--- RECORD LIST ---

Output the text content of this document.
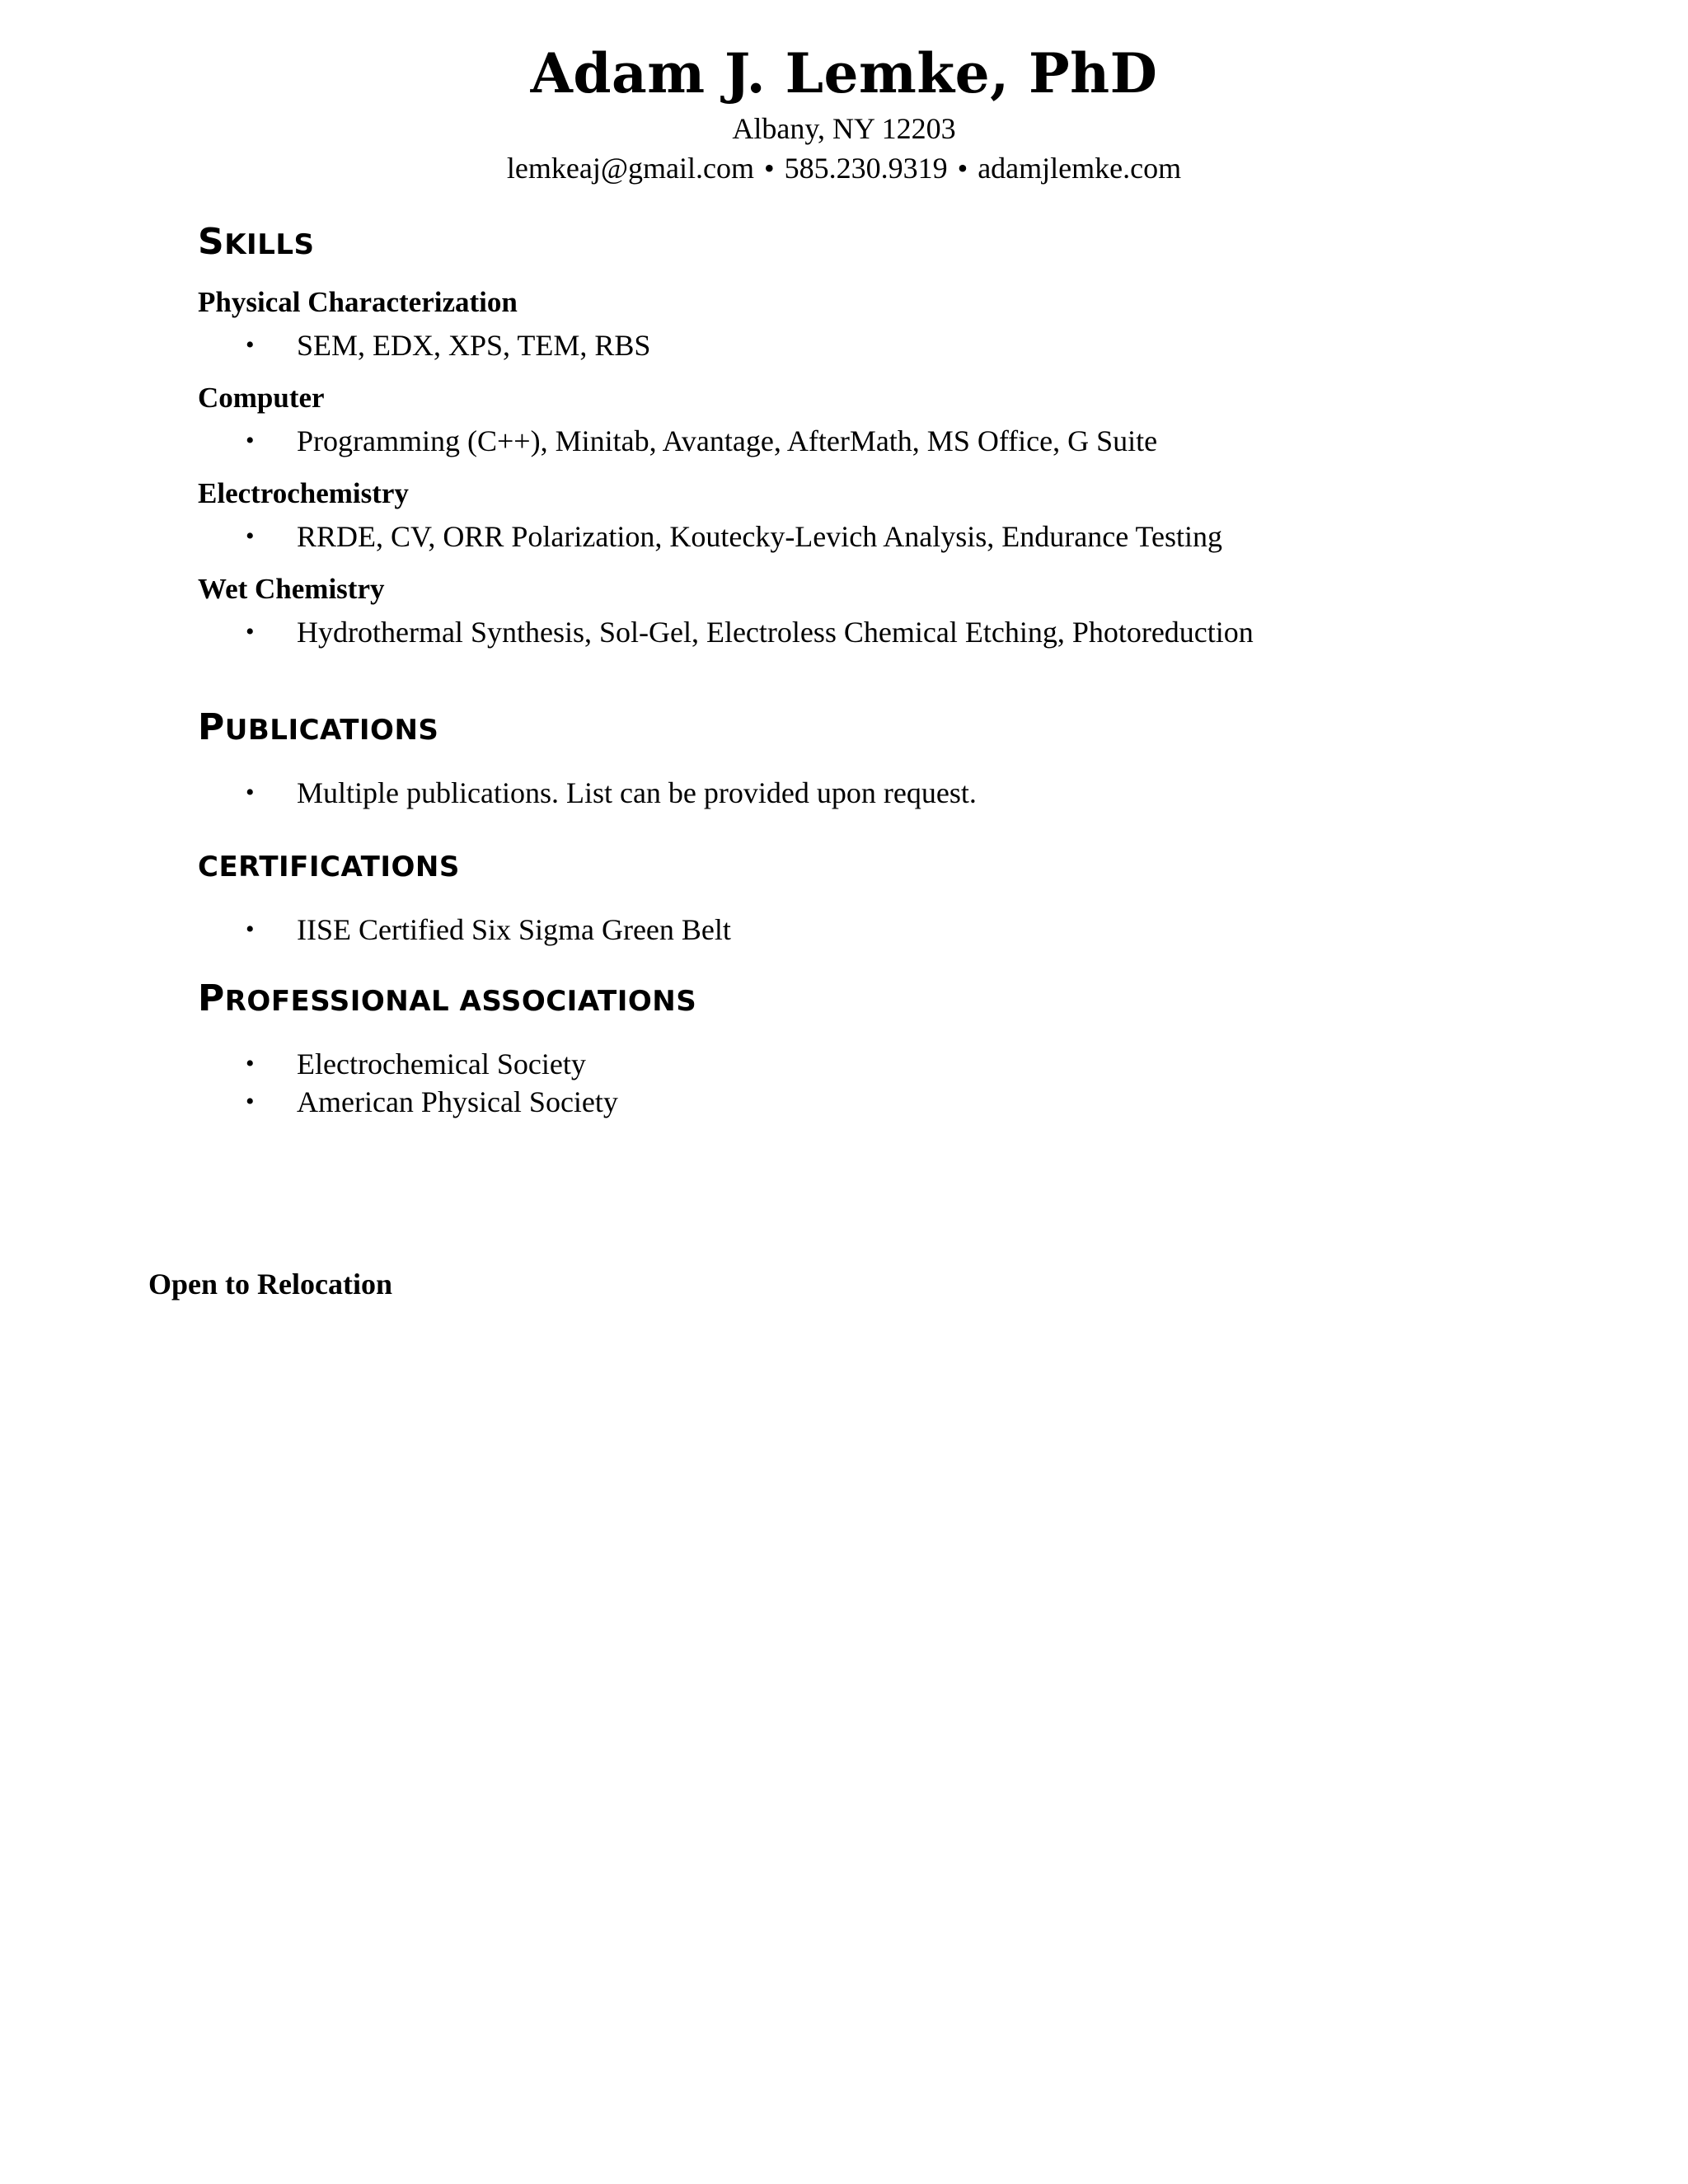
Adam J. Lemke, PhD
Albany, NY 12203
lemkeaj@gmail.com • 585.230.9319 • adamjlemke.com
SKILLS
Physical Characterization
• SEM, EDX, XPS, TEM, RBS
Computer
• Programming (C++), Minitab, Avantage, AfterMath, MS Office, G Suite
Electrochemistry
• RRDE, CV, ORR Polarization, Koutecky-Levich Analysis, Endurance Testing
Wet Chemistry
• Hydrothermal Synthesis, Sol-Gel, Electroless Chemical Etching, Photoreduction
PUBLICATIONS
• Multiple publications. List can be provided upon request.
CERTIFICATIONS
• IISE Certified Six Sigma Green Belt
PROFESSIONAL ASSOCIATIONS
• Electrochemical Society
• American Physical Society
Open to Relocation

---

» **INSTRUCTION**
Exclude the images and reproduce the remaining data exactly.

» **RESULT**
Output the text content of this document.
Adam J. Lemke, PhD
Albany, NY 12203
lemkeaj@gmail.com • 585.230.9319 • adamjlemke.com
SKILLS
Physical Characterization
• SEM, EDX, XPS, TEM, RBS
Computer
• Programming (C++), Minitab, Avantage, AfterMath, MS Office, G Suite
Electrochemistry
• RRDE, CV, ORR Polarization, Koutecky-Levich Analysis, Endurance Testing
Wet Chemistry
• Hydrothermal Synthesis, Sol-Gel, Electroless Chemical Etching, Photoreduction
PUBLICATIONS
• Multiple publications. List can be provided upon request.
CERTIFICATIONS
• IISE Certified Six Sigma Green Belt
PROFESSIONAL ASSOCIATIONS
• Electrochemical Society
• American Physical Society
Open to Relocation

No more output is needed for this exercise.